(Element box annotations)

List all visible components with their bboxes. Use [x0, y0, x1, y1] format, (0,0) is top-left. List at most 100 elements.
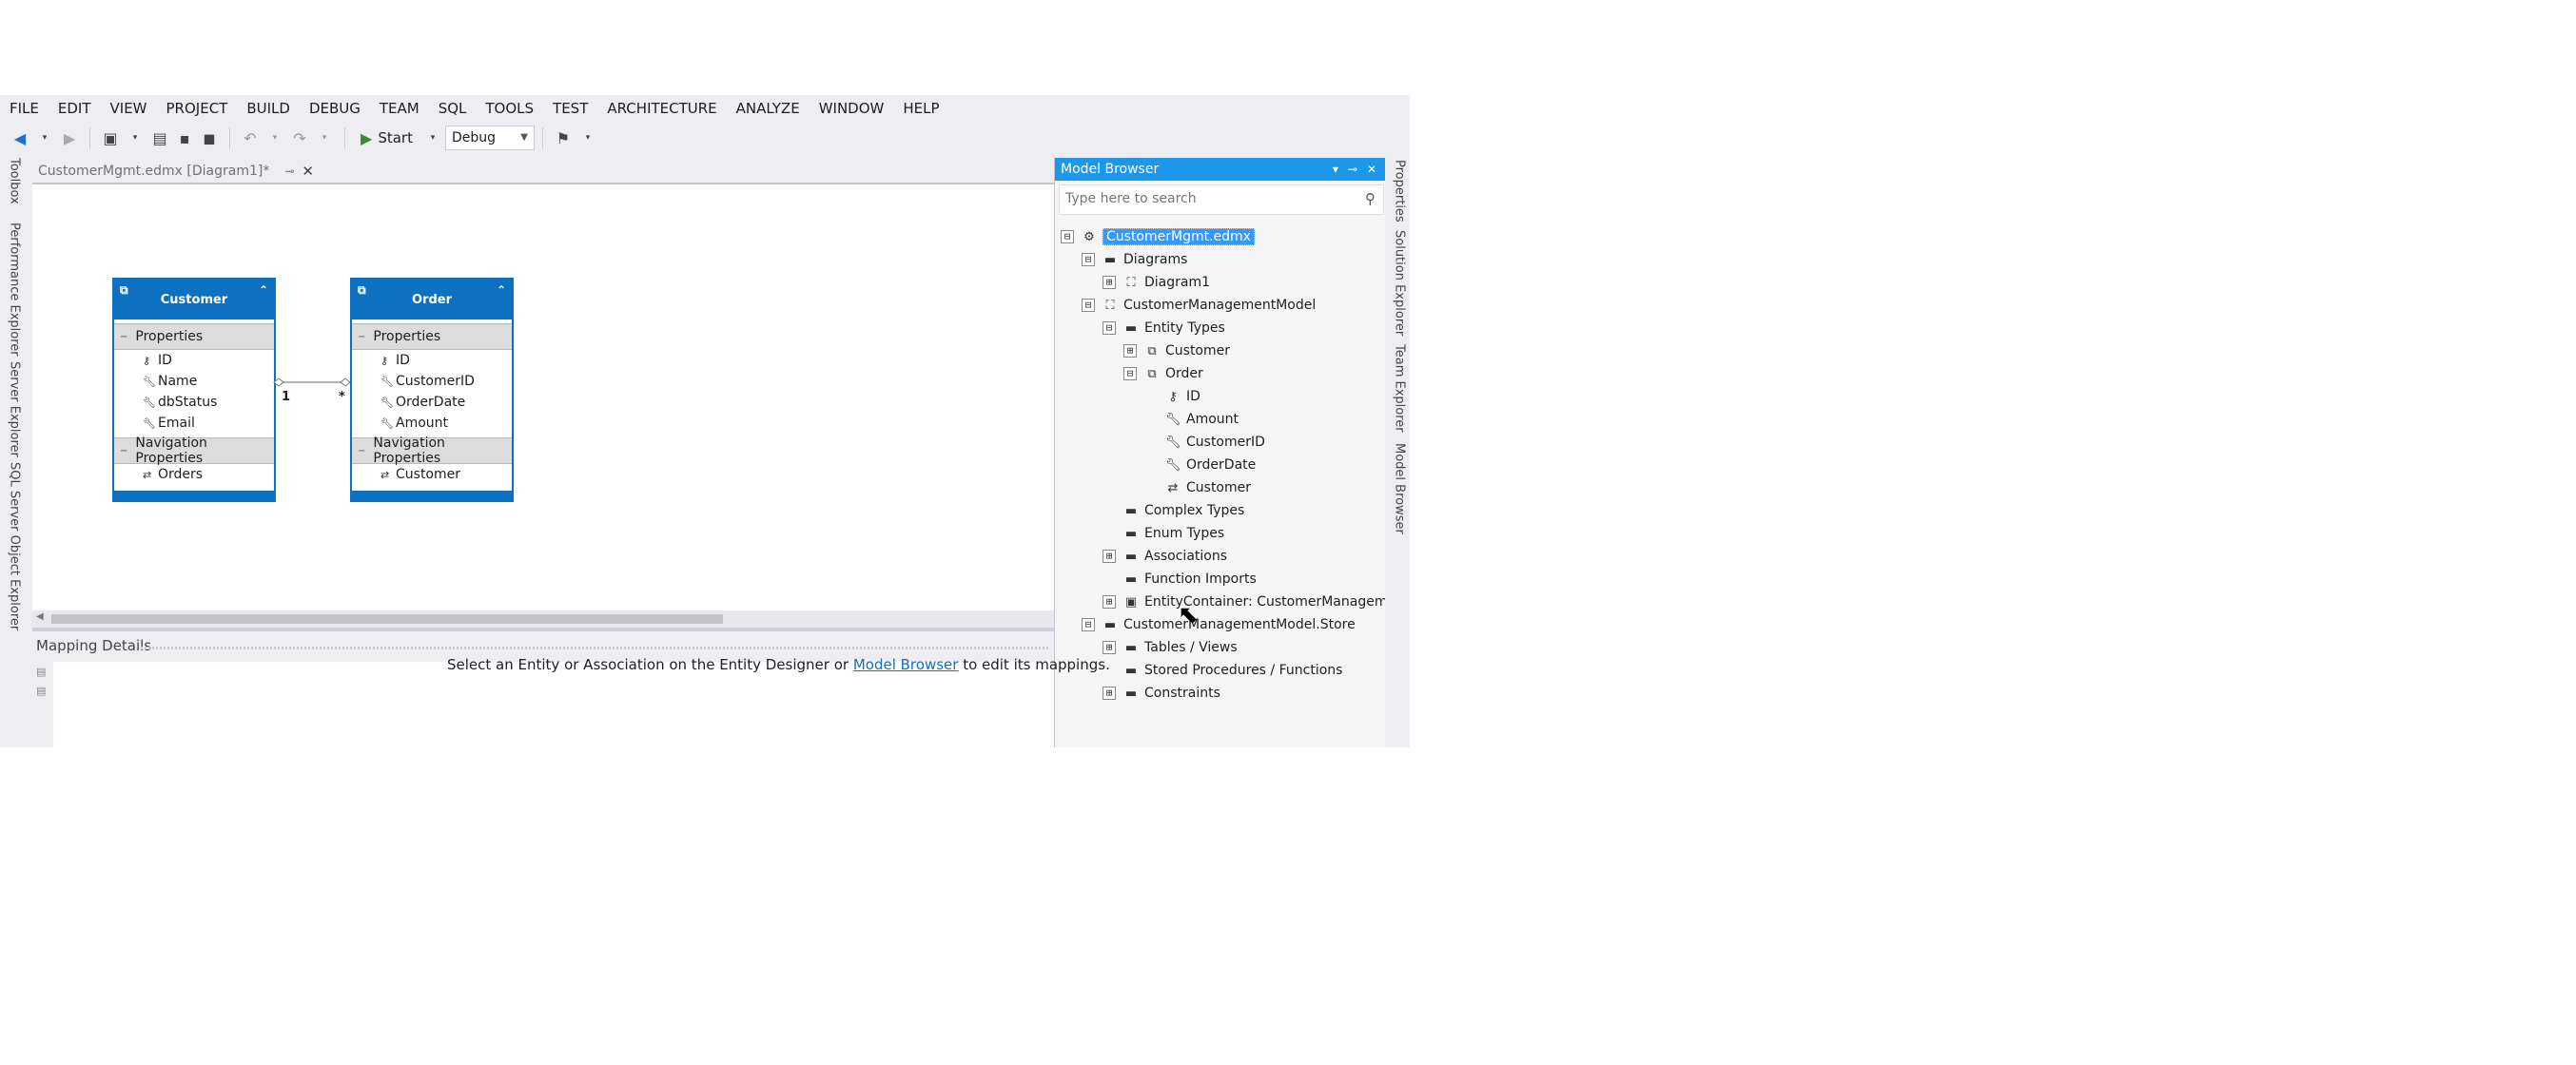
collapse-toggle[interactable]: ⊟ [1061, 230, 1074, 243]
menu-view[interactable]: VIEW [101, 95, 157, 122]
designer-horizontal-scrollbar[interactable]: ◀ [32, 610, 1054, 628]
tree-node[interactable]: ⊟ ▬ Diagrams [1082, 249, 1187, 270]
tree-node[interactable]: ⊞ ▬ Constraints [1103, 683, 1220, 704]
collapse-minus-icon[interactable]: − [358, 446, 365, 456]
team-explorer-tab[interactable]: Team Explorer [1385, 344, 1410, 437]
menu-analyze[interactable]: ANALYZE [727, 95, 810, 122]
search-input[interactable] [1060, 185, 1356, 212]
tree-node[interactable]: ⊟ ⛶ CustomerManagementModel [1082, 295, 1316, 316]
customer-entity[interactable]: ⧉ Customer ⌃ − Properties ⚷ ID 🔧︎ Name 🔧︎ d… [112, 278, 276, 502]
collapse-toggle[interactable]: ⊟ [1082, 299, 1095, 312]
tree-node[interactable]: 🔧︎ CustomerID [1144, 432, 1265, 453]
entity-designer-canvas[interactable]: ⧉ Customer ⌃ − Properties ⚷ ID 🔧︎ Name 🔧︎ d… [32, 184, 1054, 610]
navigation-properties-section[interactable]: − Navigation Properties [114, 436, 274, 466]
menu-file[interactable]: FILE [0, 95, 49, 122]
performance-explorer-tab[interactable]: Performance Explorer [0, 223, 29, 358]
window-position-icon[interactable]: ▾ [1333, 163, 1338, 176]
navigation-properties-section[interactable]: − Navigation Properties [352, 436, 512, 466]
expand-toggle[interactable]: ⊞ [1103, 595, 1116, 609]
tree-node[interactable]: ⊞ ▣ EntityContainer: CustomerManagementEn [1103, 591, 1410, 612]
tree-node[interactable]: ⊟ ▬ CustomerManagementModel.Store [1082, 614, 1356, 635]
new-project-icon[interactable]: ▣ [100, 126, 121, 150]
menu-help[interactable]: HELP [893, 95, 948, 122]
tree-node[interactable]: ⊞ ⧉ Customer [1123, 340, 1230, 361]
search-icon[interactable]: ⚲ [1365, 190, 1376, 207]
menu-project[interactable]: PROJECT [157, 95, 238, 122]
collapse-toggle[interactable]: ⊟ [1082, 618, 1095, 631]
menu-architecture[interactable]: ARCHITECTURE [597, 95, 726, 122]
tree-node[interactable]: ⊟ ▬ Entity Types [1103, 318, 1225, 339]
tree-node[interactable]: ⚷ ID [1144, 386, 1200, 407]
dropdown-arrow-icon[interactable]: ▾ [125, 126, 146, 150]
open-file-icon[interactable]: ▤ [149, 126, 170, 150]
solution-configuration-select[interactable]: Debug ▼ [444, 126, 535, 150]
document-tab[interactable]: CustomerMgmt.edmx [Diagram1]* ⊸ ✕ [32, 160, 320, 183]
dropdown-arrow-icon[interactable]: ▾ [264, 126, 285, 150]
tree-node[interactable]: ⊞ ⛶ Diagram1 [1103, 272, 1210, 293]
menu-build[interactable]: BUILD [237, 95, 300, 122]
collapse-icon[interactable]: ⌃ [497, 283, 506, 297]
menu-sql[interactable]: SQL [429, 95, 477, 122]
dropdown-arrow-icon[interactable]: ▾ [314, 126, 335, 150]
tree-node[interactable]: ⊟ ⧉ Order [1123, 363, 1203, 384]
menu-tools[interactable]: TOOLS [476, 95, 543, 122]
toolbar-overflow-icon[interactable]: ▾ [577, 126, 598, 150]
tree-node[interactable]: ▬ Complex Types [1103, 500, 1244, 521]
tree-node[interactable]: ▬ Enum Types [1103, 523, 1224, 544]
collapse-toggle[interactable]: ⊟ [1082, 253, 1095, 266]
tree-node[interactable]: ▬ Stored Procedures / Functions [1103, 660, 1343, 681]
tree-node[interactable]: ⊞ ▬ Tables / Views [1103, 637, 1238, 658]
navigate-back-icon[interactable]: ◀ [10, 126, 30, 150]
expand-toggle[interactable]: ⊞ [1123, 344, 1137, 358]
property-row[interactable]: ⚷ ID [114, 350, 274, 371]
auto-hide-pin-icon[interactable]: ⊸ [1348, 163, 1357, 176]
tree-node[interactable]: ▬ Function Imports [1103, 569, 1257, 590]
save-all-icon[interactable]: ◼ [199, 126, 220, 150]
navigation-row[interactable]: ⇄ Orders [114, 464, 274, 485]
undo-icon[interactable]: ↶ [240, 126, 261, 150]
solution-explorer-tab[interactable]: Solution Explorer [1385, 230, 1410, 340]
property-row[interactable]: 🔧︎ dbStatus [114, 392, 274, 413]
dropdown-arrow-icon[interactable]: ▾ [34, 126, 55, 150]
property-row[interactable]: 🔧︎ OrderDate [352, 392, 512, 413]
order-entity[interactable]: ⧉ Order ⌃ − Properties ⚷ ID 🔧︎ CustomerID … [350, 278, 514, 502]
close-icon[interactable]: ✕ [302, 163, 314, 180]
dropdown-arrow-icon[interactable]: ▾ [422, 126, 443, 150]
pin-icon[interactable]: ⊸ [284, 165, 294, 178]
server-explorer-tab[interactable]: Server Explorer [0, 361, 29, 457]
property-row[interactable]: 🔧︎ CustomerID [352, 371, 512, 392]
expand-toggle[interactable]: ⊞ [1103, 687, 1116, 700]
save-icon[interactable]: ▪ [174, 126, 195, 150]
scroll-left-icon[interactable]: ◀ [36, 611, 44, 622]
panel-grip[interactable] [141, 647, 1050, 649]
navigate-forward-icon[interactable]: ▶ [59, 126, 80, 150]
property-row[interactable]: 🔧︎ Name [114, 371, 274, 392]
sql-server-object-explorer-tab[interactable]: SQL Server Object Explorer [0, 462, 29, 652]
collapse-minus-icon[interactable]: − [120, 332, 127, 342]
menu-debug[interactable]: DEBUG [300, 95, 370, 122]
map-entity-icon[interactable]: ▤ [36, 666, 46, 678]
collapse-minus-icon[interactable]: − [120, 446, 127, 456]
toolbox-tab[interactable]: Toolbox [0, 158, 29, 217]
expand-toggle[interactable]: ⊞ [1103, 641, 1116, 654]
properties-section[interactable]: − Properties [114, 323, 274, 350]
properties-section[interactable]: − Properties [352, 323, 512, 350]
collapse-toggle[interactable]: ⊟ [1103, 321, 1116, 335]
entity-header[interactable]: ⧉ Order ⌃ [352, 280, 512, 320]
property-row[interactable]: 🔧︎ Amount [352, 413, 512, 434]
property-row[interactable]: ⚷ ID [352, 350, 512, 371]
start-button[interactable]: ▶ Start [355, 126, 419, 150]
model-browser-search[interactable]: ⚲ [1059, 184, 1384, 215]
map-function-icon[interactable]: ▤ [36, 685, 46, 697]
redo-icon[interactable]: ↷ [289, 126, 310, 150]
tree-node[interactable]: ⊟ ⚙ CustomerMgmt.edmx [1061, 226, 1255, 247]
collapse-toggle[interactable]: ⊟ [1123, 367, 1137, 380]
entity-header[interactable]: ⧉ Customer ⌃ [114, 280, 274, 320]
property-row[interactable]: 🔧︎ Email [114, 413, 274, 434]
menu-test[interactable]: TEST [543, 95, 597, 122]
tree-node[interactable]: 🔧︎ Amount [1144, 409, 1239, 430]
menu-team[interactable]: TEAM [370, 95, 429, 122]
menu-window[interactable]: WINDOW [810, 95, 894, 122]
tree-node[interactable]: 🔧︎ OrderDate [1144, 455, 1256, 475]
scrollbar-thumb[interactable] [51, 614, 723, 624]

=== EXERCISE BRIEF ===
Could you rewrite the records above with every "tree-node" swapped for "tree-item", keeping everything else unchanged and leaving the pictures out?

=== SOLVED PROBLEM ===
List all visible components with their bboxes. Use [x0, y0, x1, y1] format, (0,0) is top-left. List at most 100 elements.
collapse-toggle[interactable]: ⊟ [1061, 230, 1074, 243]
menu-view[interactable]: VIEW [101, 95, 157, 122]
designer-horizontal-scrollbar[interactable]: ◀ [32, 610, 1054, 628]
tree-item[interactable]: ⊟ ▬ Diagrams [1082, 249, 1187, 270]
tree-item[interactable]: ⊞ ▬ Constraints [1103, 683, 1220, 704]
collapse-minus-icon[interactable]: − [358, 446, 365, 456]
team-explorer-tab[interactable]: Team Explorer [1385, 344, 1410, 437]
menu-analyze[interactable]: ANALYZE [727, 95, 810, 122]
search-input[interactable] [1060, 185, 1356, 212]
tree-item[interactable]: ⊟ ⛶ CustomerManagementModel [1082, 295, 1316, 316]
customer-entity[interactable]: ⧉ Customer ⌃ − Properties ⚷ ID 🔧︎ Name 🔧︎ d… [112, 278, 276, 502]
collapse-toggle[interactable]: ⊟ [1082, 299, 1095, 312]
tree-item[interactable]: 🔧︎ CustomerID [1144, 432, 1265, 453]
entity-designer-canvas[interactable]: ⧉ Customer ⌃ − Properties ⚷ ID 🔧︎ Name 🔧︎ d… [32, 184, 1054, 610]
navigation-properties-section[interactable]: − Navigation Properties [114, 436, 274, 466]
menu-file[interactable]: FILE [0, 95, 49, 122]
performance-explorer-tab[interactable]: Performance Explorer [0, 223, 29, 358]
window-position-icon[interactable]: ▾ [1333, 163, 1338, 176]
navigation-properties-section[interactable]: − Navigation Properties [352, 436, 512, 466]
expand-toggle[interactable]: ⊞ [1103, 595, 1116, 609]
tree-item[interactable]: ⊞ ▣ EntityContainer: CustomerManagementEn [1103, 591, 1410, 612]
tree-item[interactable]: ⊟ ▬ CustomerManagementModel.Store [1082, 614, 1356, 635]
new-project-icon[interactable]: ▣ [100, 126, 121, 150]
menu-help[interactable]: HELP [893, 95, 948, 122]
tree-item[interactable]: ⊞ ⧉ Customer [1123, 340, 1230, 361]
search-icon[interactable]: ⚲ [1365, 190, 1376, 207]
menu-project[interactable]: PROJECT [157, 95, 238, 122]
collapse-toggle[interactable]: ⊟ [1082, 618, 1095, 631]
menu-architecture[interactable]: ARCHITECTURE [597, 95, 726, 122]
tree-item[interactable]: ⊟ ▬ Entity Types [1103, 318, 1225, 339]
tree-item[interactable]: ⚷ ID [1144, 386, 1200, 407]
dropdown-arrow-icon[interactable]: ▾ [125, 126, 146, 150]
open-file-icon[interactable]: ▤ [149, 126, 170, 150]
solution-configuration-select[interactable]: Debug ▼ [444, 126, 535, 150]
document-tab[interactable]: CustomerMgmt.edmx [Diagram1]* ⊸ ✕ [32, 160, 320, 183]
dropdown-arrow-icon[interactable]: ▾ [264, 126, 285, 150]
tree-item[interactable]: ⊞ ⛶ Diagram1 [1103, 272, 1210, 293]
menu-build[interactable]: BUILD [237, 95, 300, 122]
collapse-icon[interactable]: ⌃ [497, 283, 506, 297]
menu-sql[interactable]: SQL [429, 95, 477, 122]
dropdown-arrow-icon[interactable]: ▾ [314, 126, 335, 150]
tree-item[interactable]: ⊟ ⧉ Order [1123, 363, 1203, 384]
menu-tools[interactable]: TOOLS [476, 95, 543, 122]
toolbar-overflow-icon[interactable]: ▾ [577, 126, 598, 150]
tree-item[interactable]: ▬ Complex Types [1103, 500, 1244, 521]
tree-item[interactable]: ▬ Enum Types [1103, 523, 1224, 544]
collapse-toggle[interactable]: ⊟ [1082, 253, 1095, 266]
tree-item[interactable]: ▬ Stored Procedures / Functions [1103, 660, 1343, 681]
tree-item[interactable]: ⊞ ▬ Tables / Views [1103, 637, 1238, 658]
navigate-back-icon[interactable]: ◀ [10, 126, 30, 150]
expand-toggle[interactable]: ⊞ [1123, 344, 1137, 358]
property-row[interactable]: ⚷ ID [114, 350, 274, 371]
auto-hide-pin-icon[interactable]: ⊸ [1348, 163, 1357, 176]
tree-item[interactable]: ▬ Function Imports [1103, 569, 1257, 590]
save-all-icon[interactable]: ◼ [199, 126, 220, 150]
navigation-row[interactable]: ⇄ Orders [114, 464, 274, 485]
undo-icon[interactable]: ↶ [240, 126, 261, 150]
solution-explorer-tab[interactable]: Solution Explorer [1385, 230, 1410, 340]
property-row[interactable]: 🔧︎ dbStatus [114, 392, 274, 413]
dropdown-arrow-icon[interactable]: ▾ [34, 126, 55, 150]
property-row[interactable]: 🔧︎ OrderDate [352, 392, 512, 413]
order-entity[interactable]: ⧉ Order ⌃ − Properties ⚷ ID 🔧︎ CustomerID … [350, 278, 514, 502]
close-icon[interactable]: ✕ [302, 163, 314, 180]
dropdown-arrow-icon[interactable]: ▾ [422, 126, 443, 150]
pin-icon[interactable]: ⊸ [284, 165, 294, 178]
server-explorer-tab[interactable]: Server Explorer [0, 361, 29, 457]
property-row[interactable]: 🔧︎ CustomerID [352, 371, 512, 392]
expand-toggle[interactable]: ⊞ [1103, 687, 1116, 700]
save-icon[interactable]: ▪ [174, 126, 195, 150]
scroll-left-icon[interactable]: ◀ [36, 611, 44, 622]
panel-grip[interactable] [141, 647, 1050, 649]
navigate-forward-icon[interactable]: ▶ [59, 126, 80, 150]
property-row[interactable]: 🔧︎ Name [114, 371, 274, 392]
sql-server-object-explorer-tab[interactable]: SQL Server Object Explorer [0, 462, 29, 652]
collapse-minus-icon[interactable]: − [120, 332, 127, 342]
menu-debug[interactable]: DEBUG [300, 95, 370, 122]
map-entity-icon[interactable]: ▤ [36, 666, 46, 678]
collapse-minus-icon[interactable]: − [120, 446, 127, 456]
toolbox-tab[interactable]: Toolbox [0, 158, 29, 217]
expand-toggle[interactable]: ⊞ [1103, 641, 1116, 654]
properties-section[interactable]: − Properties [114, 323, 274, 350]
properties-section[interactable]: − Properties [352, 323, 512, 350]
collapse-toggle[interactable]: ⊟ [1103, 321, 1116, 335]
entity-header[interactable]: ⧉ Order ⌃ [352, 280, 512, 320]
property-row[interactable]: 🔧︎ Amount [352, 413, 512, 434]
property-row[interactable]: ⚷ ID [352, 350, 512, 371]
start-button[interactable]: ▶ Start [355, 126, 419, 150]
model-browser-search[interactable]: ⚲ [1059, 184, 1384, 215]
map-function-icon[interactable]: ▤ [36, 685, 46, 697]
redo-icon[interactable]: ↷ [289, 126, 310, 150]
tree-item[interactable]: ⊟ ⚙ CustomerMgmt.edmx [1061, 226, 1255, 247]
collapse-toggle[interactable]: ⊟ [1123, 367, 1137, 380]
entity-header[interactable]: ⧉ Customer ⌃ [114, 280, 274, 320]
property-row[interactable]: 🔧︎ Email [114, 413, 274, 434]
menu-test[interactable]: TEST [543, 95, 597, 122]
tree-item[interactable]: 🔧︎ Amount [1144, 409, 1239, 430]
menu-team[interactable]: TEAM [370, 95, 429, 122]
menu-window[interactable]: WINDOW [810, 95, 894, 122]
tree-item[interactable]: 🔧︎ OrderDate [1144, 455, 1256, 475]
scrollbar-thumb[interactable] [51, 614, 723, 624]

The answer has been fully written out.